GOAL: From the listing below, pull out all lines with "label" in them.

DATASET CONTENT:
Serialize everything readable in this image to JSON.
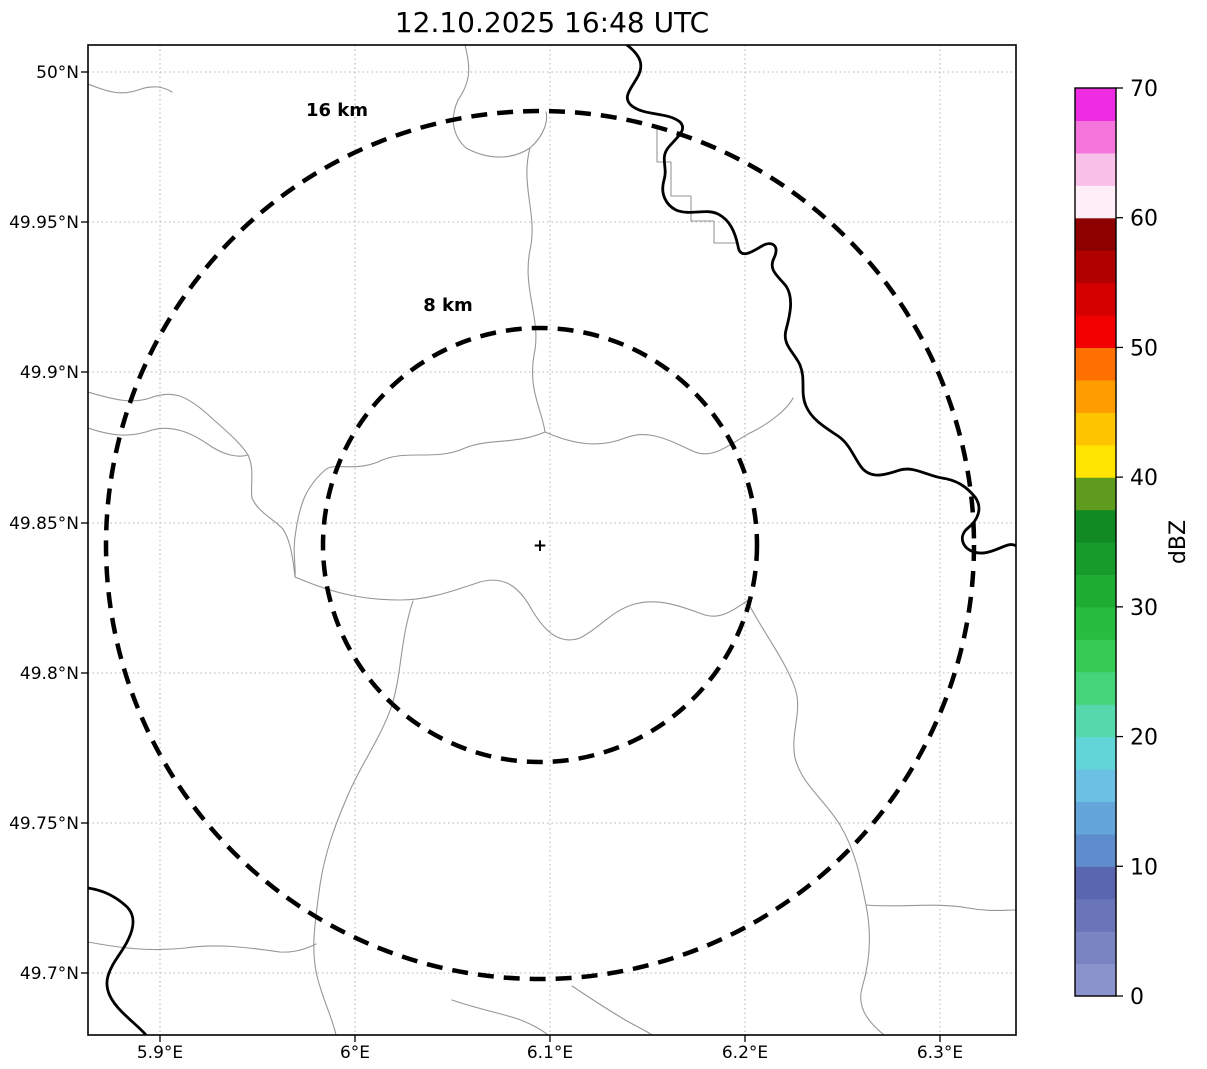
{
  "title": "12.10.2025 16:48 UTC",
  "map": {
    "center_marker": "+",
    "range_rings": [
      {
        "label": "16 km",
        "radius_km": 16
      },
      {
        "label": "8 km",
        "radius_km": 8
      }
    ]
  },
  "axes": {
    "x_ticks": [
      "5.9°E",
      "6°E",
      "6.1°E",
      "6.2°E",
      "6.3°E"
    ],
    "y_ticks": [
      "50°N",
      "49.95°N",
      "49.9°N",
      "49.85°N",
      "49.8°N",
      "49.75°N",
      "49.7°N"
    ]
  },
  "colorbar": {
    "label": "dBZ",
    "min": 0,
    "max": 70,
    "ticks": [
      {
        "v": 0,
        "label": "0"
      },
      {
        "v": 10,
        "label": "10"
      },
      {
        "v": 20,
        "label": "20"
      },
      {
        "v": 30,
        "label": "30"
      },
      {
        "v": 40,
        "label": "40"
      },
      {
        "v": 50,
        "label": "50"
      },
      {
        "v": 60,
        "label": "60"
      },
      {
        "v": 70,
        "label": "70"
      }
    ],
    "bands_bottom_to_top": [
      "#8a93cb",
      "#7a84c2",
      "#6a75b9",
      "#5b66b0",
      "#5e8ccd",
      "#64a6da",
      "#6cc0e4",
      "#62d5d8",
      "#54d8ac",
      "#45d47a",
      "#36cc54",
      "#29bd3f",
      "#1ead33",
      "#179b2b",
      "#118a24",
      "#5f9c1d",
      "#ffe400",
      "#ffc400",
      "#ff9c00",
      "#ff7000",
      "#f20000",
      "#d40000",
      "#b00000",
      "#8c0000",
      "#fdeef8",
      "#f9c0ea",
      "#f575dd",
      "#ee2ce2"
    ]
  }
}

THE ANSWER:
        "label": "16 km",
        "label": "8 km",
    "label": "dBZ",
        "label": "0"
        "label": "10"
        "label": "20"
        "label": "30"
        "label": "40"
        "label": "50"
        "label": "60"
        "label": "70"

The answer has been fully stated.